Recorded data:

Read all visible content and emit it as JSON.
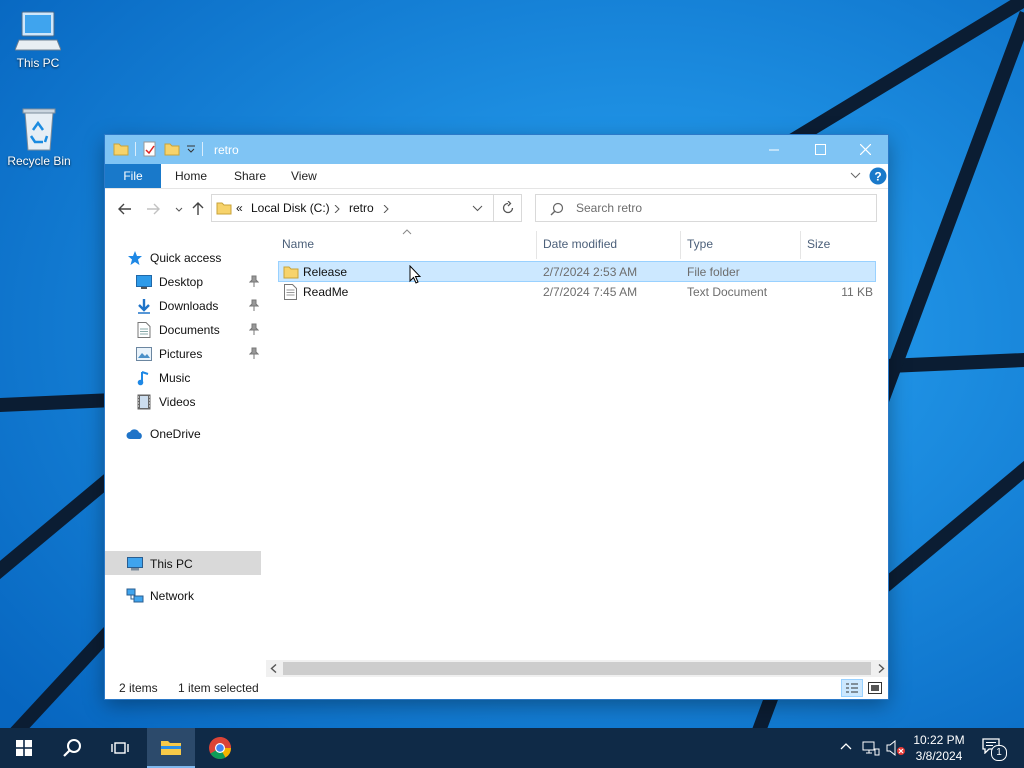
{
  "desktop": {
    "icons": [
      {
        "label": "This PC",
        "icon": "computer-icon"
      },
      {
        "label": "Recycle Bin",
        "icon": "recycle-bin-icon"
      }
    ]
  },
  "window": {
    "title": "retro",
    "ribbon_tabs": [
      "File",
      "Home",
      "Share",
      "View"
    ],
    "address": {
      "prefix": "«",
      "crumbs": [
        "Local Disk (C:)",
        "retro"
      ]
    },
    "search_placeholder": "Search retro",
    "nav": {
      "quick_access": "Quick access",
      "items": [
        "Desktop",
        "Downloads",
        "Documents",
        "Pictures",
        "Music",
        "Videos"
      ],
      "onedrive": "OneDrive",
      "this_pc": "This PC",
      "network": "Network"
    },
    "columns": {
      "name": "Name",
      "date": "Date modified",
      "type": "Type",
      "size": "Size"
    },
    "files": [
      {
        "name": "Release",
        "date": "2/7/2024 2:53 AM",
        "type": "File folder",
        "size": "",
        "selected": true
      },
      {
        "name": "ReadMe",
        "date": "2/7/2024 7:45 AM",
        "type": "Text Document",
        "size": "11 KB",
        "selected": false
      }
    ],
    "status": {
      "items": "2 items",
      "selected": "1 item selected"
    }
  },
  "taskbar": {
    "time": "10:22 PM",
    "date": "3/8/2024",
    "notification_count": "1"
  },
  "colors": {
    "accent": "#1979ca",
    "selection": "#cce8ff",
    "titlebar": "#7fc4f4",
    "taskbar": "#0f2a47"
  }
}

Problem:
Scan the entries above. Copy each line that has the string "retro".

Answer to the task:
    "title": "retro",
        "retro"
    "search_placeholder": "Search retro",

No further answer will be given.